* _Aim_
The answer is a single number: how many lines hold the string "agility".
# Rows start
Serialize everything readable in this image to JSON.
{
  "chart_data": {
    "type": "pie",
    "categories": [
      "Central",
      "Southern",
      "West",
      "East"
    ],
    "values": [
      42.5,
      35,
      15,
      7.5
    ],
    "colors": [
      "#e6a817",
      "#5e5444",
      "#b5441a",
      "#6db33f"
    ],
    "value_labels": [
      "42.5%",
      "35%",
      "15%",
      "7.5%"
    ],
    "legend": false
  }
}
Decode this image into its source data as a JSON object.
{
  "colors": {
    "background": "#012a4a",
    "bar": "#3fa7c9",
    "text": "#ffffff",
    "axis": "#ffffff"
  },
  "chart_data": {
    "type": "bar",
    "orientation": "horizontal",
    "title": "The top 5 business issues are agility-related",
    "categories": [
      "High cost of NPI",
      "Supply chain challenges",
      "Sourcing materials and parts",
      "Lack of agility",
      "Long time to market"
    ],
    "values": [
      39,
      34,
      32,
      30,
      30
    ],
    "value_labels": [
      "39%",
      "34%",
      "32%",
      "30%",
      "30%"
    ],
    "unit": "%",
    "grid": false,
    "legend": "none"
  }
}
# Rows end
# Rows start
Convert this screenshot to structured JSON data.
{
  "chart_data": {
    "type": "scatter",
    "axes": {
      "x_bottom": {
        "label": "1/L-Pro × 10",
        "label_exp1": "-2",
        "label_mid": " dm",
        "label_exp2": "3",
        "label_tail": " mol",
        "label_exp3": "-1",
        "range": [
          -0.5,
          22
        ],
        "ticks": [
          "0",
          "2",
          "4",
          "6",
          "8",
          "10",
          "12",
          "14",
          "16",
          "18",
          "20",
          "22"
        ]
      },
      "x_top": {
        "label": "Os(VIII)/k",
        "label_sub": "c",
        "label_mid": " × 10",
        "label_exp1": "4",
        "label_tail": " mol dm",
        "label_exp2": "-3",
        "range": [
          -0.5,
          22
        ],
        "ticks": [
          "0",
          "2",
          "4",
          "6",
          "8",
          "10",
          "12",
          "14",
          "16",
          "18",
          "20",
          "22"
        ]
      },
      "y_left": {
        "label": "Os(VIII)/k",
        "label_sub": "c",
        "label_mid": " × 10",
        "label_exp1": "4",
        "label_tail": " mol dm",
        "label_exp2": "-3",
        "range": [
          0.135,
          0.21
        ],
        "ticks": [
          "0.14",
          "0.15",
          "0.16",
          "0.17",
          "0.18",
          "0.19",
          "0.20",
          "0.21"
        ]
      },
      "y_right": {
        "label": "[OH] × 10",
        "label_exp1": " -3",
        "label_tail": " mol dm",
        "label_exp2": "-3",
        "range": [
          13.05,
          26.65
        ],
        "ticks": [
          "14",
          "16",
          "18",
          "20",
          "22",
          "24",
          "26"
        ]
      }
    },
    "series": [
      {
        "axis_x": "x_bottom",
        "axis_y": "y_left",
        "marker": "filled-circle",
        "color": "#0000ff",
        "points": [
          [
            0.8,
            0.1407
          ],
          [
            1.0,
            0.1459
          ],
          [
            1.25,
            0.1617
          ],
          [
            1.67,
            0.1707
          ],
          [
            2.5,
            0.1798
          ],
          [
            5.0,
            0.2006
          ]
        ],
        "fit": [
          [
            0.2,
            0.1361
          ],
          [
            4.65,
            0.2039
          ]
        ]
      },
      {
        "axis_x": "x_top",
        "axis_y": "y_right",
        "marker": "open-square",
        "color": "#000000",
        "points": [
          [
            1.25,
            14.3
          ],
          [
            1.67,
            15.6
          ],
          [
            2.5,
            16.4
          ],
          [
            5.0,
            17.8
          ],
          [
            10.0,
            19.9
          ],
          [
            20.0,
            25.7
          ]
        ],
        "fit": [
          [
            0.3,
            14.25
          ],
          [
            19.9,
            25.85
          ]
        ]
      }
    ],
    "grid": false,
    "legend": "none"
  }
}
# Rows end
* _In response_
2